• EXERCISE PROMPT
State how many lines contain "xlabel", and write nothing except that count.

━━━━

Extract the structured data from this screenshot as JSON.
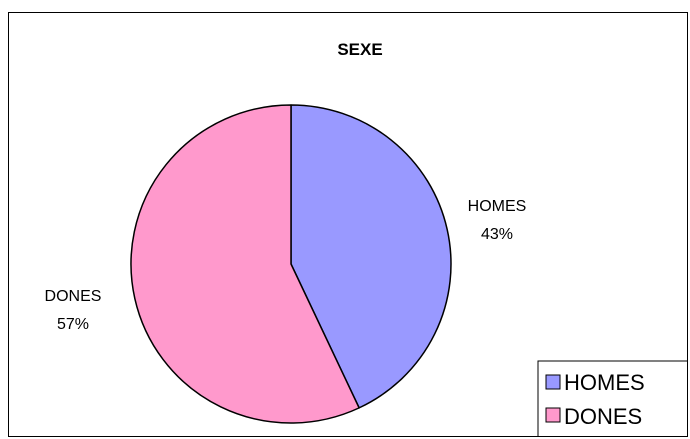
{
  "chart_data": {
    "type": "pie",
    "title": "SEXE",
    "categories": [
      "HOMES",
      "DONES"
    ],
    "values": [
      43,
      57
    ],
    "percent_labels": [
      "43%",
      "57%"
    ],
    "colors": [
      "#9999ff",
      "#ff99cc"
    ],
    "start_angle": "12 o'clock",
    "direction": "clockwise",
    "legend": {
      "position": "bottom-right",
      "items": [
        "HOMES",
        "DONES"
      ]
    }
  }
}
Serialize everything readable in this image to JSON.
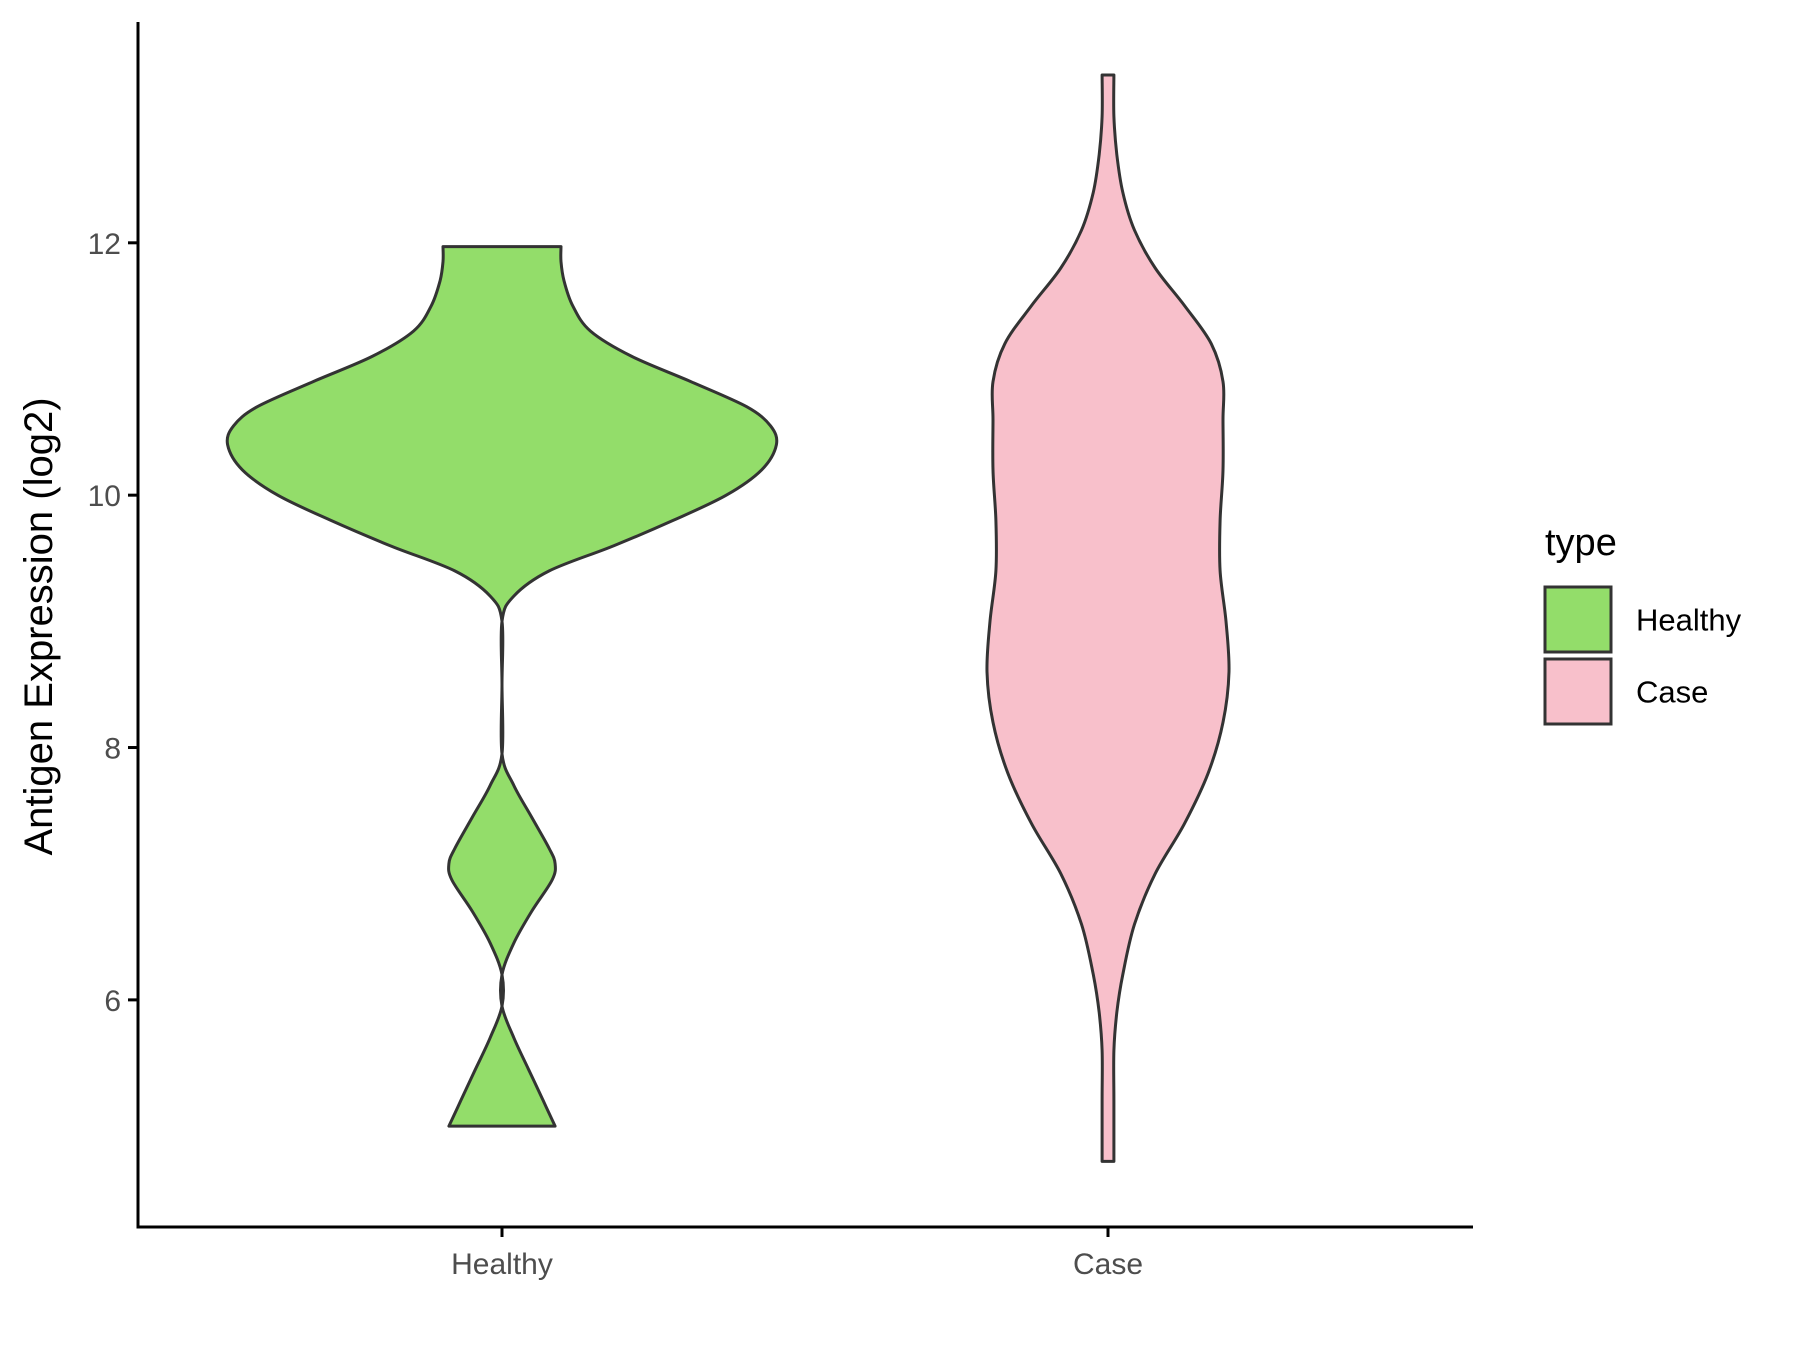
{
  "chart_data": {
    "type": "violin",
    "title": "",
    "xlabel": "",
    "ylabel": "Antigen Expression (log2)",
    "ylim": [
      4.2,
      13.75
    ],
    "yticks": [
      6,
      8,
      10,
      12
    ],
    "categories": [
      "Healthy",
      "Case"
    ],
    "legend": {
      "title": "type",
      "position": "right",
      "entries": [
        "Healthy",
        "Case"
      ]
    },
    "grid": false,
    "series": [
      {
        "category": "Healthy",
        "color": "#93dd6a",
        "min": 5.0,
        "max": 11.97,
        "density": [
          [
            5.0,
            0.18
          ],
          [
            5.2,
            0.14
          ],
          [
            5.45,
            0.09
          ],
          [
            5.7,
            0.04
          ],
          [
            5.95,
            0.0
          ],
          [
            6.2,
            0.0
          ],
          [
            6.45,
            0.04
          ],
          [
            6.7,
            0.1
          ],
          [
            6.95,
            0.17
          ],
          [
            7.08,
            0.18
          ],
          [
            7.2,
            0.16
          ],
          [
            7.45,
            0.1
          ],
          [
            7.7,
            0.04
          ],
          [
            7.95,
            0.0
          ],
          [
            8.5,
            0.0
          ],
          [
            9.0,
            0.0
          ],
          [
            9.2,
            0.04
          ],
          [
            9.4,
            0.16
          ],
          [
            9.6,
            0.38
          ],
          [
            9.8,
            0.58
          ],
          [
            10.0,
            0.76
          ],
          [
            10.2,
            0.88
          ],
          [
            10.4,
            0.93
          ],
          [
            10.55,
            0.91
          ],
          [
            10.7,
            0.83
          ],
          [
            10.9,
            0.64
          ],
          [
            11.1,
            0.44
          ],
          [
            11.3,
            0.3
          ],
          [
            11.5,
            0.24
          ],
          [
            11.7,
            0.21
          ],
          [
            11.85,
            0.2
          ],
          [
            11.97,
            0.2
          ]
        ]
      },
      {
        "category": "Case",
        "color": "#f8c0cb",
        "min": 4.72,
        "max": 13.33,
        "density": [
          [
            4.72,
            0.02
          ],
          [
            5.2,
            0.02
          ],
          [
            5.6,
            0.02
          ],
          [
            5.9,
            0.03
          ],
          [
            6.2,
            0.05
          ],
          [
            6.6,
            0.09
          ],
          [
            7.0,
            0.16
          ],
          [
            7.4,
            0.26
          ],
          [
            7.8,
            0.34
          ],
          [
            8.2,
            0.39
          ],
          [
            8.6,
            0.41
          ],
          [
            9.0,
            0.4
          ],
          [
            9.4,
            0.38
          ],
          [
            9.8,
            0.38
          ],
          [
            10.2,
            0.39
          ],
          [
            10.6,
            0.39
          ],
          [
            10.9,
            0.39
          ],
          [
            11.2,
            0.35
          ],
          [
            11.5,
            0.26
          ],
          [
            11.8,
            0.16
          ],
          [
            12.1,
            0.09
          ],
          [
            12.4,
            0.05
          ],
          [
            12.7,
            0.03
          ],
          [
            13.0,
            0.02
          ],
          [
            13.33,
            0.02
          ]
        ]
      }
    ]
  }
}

━━━━

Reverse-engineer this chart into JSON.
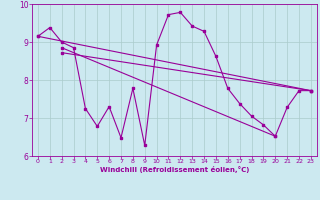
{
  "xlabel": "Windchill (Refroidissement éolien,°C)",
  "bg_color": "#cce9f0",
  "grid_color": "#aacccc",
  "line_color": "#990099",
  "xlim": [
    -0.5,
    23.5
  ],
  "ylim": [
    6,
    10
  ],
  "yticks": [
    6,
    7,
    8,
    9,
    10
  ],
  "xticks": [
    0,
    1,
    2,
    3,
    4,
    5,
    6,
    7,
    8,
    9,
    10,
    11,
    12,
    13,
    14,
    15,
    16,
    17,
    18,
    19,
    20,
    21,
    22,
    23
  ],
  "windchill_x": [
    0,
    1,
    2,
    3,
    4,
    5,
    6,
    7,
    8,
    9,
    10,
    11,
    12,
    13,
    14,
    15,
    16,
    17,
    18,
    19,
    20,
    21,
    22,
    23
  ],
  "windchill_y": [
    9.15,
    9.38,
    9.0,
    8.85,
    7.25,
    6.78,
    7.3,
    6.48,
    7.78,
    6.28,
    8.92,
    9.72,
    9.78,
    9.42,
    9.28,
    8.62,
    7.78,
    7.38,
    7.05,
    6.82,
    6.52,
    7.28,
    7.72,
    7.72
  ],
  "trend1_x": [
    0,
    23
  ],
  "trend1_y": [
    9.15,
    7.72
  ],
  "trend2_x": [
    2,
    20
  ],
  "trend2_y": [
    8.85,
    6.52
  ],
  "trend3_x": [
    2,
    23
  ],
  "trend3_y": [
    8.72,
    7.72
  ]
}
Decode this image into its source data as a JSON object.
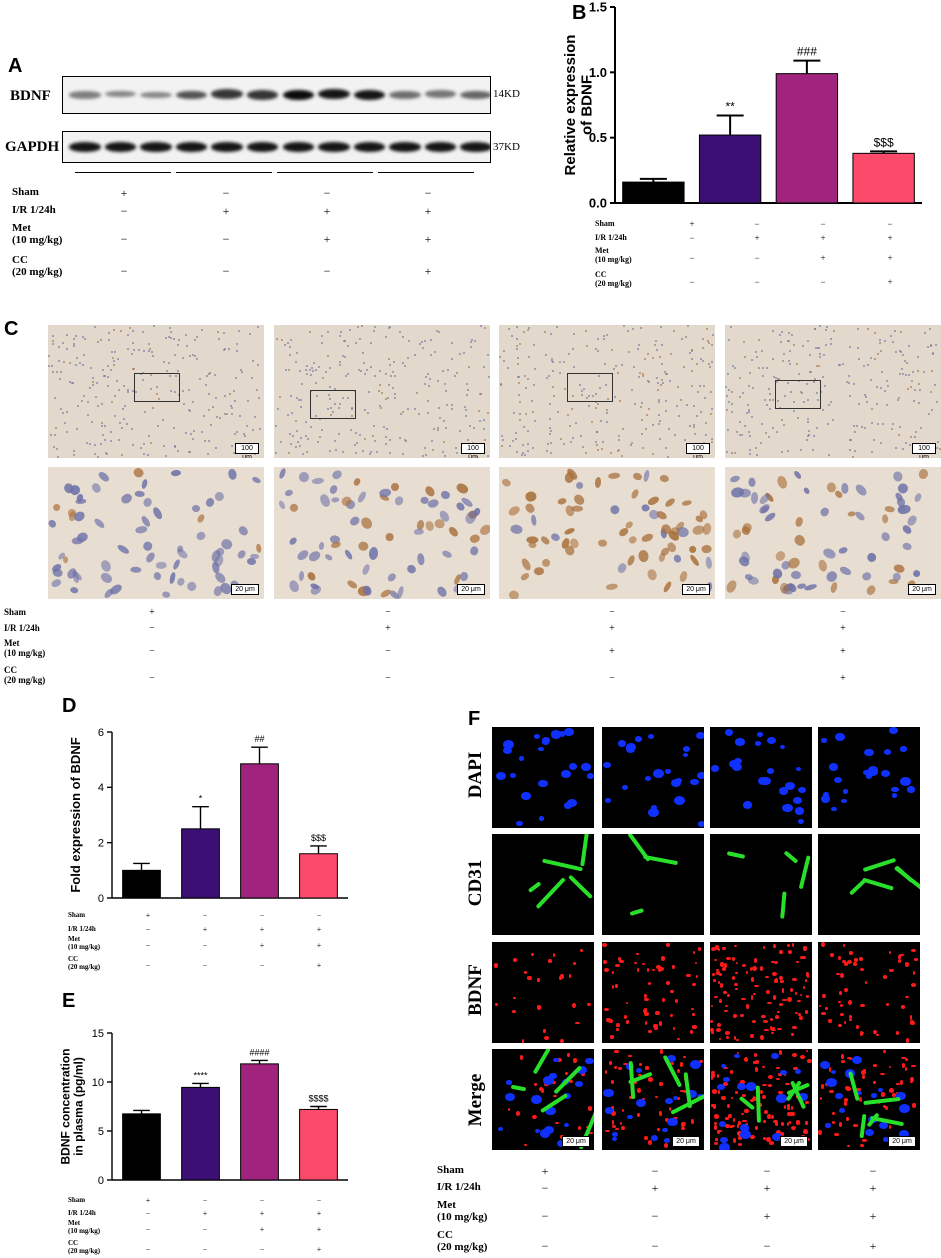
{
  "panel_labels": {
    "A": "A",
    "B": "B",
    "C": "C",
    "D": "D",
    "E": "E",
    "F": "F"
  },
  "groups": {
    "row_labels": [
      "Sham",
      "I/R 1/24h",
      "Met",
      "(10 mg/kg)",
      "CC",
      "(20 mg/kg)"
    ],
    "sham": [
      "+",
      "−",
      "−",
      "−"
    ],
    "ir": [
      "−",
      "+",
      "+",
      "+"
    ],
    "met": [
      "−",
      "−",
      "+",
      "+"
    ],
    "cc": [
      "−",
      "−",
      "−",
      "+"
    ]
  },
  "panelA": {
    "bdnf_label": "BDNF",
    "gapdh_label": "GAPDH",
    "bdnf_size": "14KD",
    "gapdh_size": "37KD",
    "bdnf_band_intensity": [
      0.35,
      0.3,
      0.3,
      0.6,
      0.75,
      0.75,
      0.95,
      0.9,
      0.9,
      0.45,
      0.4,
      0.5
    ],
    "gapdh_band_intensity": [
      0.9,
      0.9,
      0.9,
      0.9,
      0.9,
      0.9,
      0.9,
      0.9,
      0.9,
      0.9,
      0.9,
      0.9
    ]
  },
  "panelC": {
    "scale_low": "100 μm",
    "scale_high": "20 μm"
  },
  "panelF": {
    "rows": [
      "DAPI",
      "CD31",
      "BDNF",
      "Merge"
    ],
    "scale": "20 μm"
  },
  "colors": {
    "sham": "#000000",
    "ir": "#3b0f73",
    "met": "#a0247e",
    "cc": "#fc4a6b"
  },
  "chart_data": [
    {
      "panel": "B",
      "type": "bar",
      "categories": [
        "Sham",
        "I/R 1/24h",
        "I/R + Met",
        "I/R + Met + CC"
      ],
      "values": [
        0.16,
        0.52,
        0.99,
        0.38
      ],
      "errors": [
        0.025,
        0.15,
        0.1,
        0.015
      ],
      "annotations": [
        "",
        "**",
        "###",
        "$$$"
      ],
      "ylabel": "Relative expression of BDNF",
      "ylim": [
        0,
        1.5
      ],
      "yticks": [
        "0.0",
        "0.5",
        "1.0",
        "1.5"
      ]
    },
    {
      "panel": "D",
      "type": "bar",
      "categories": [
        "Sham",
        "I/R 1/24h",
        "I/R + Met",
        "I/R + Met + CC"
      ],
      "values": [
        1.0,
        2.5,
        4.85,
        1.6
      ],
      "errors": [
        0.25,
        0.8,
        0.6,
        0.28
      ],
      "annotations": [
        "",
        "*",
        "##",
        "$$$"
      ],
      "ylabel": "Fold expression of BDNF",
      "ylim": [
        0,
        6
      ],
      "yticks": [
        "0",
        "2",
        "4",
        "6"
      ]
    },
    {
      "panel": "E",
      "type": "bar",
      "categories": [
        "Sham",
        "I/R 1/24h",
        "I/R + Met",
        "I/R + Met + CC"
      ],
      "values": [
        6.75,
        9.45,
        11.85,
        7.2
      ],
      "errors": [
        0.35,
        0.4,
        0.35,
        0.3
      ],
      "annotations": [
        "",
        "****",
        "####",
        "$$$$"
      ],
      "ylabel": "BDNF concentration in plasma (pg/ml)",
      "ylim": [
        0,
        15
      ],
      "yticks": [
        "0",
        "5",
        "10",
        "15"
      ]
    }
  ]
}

━━━━

• CORRECT ANSWER
2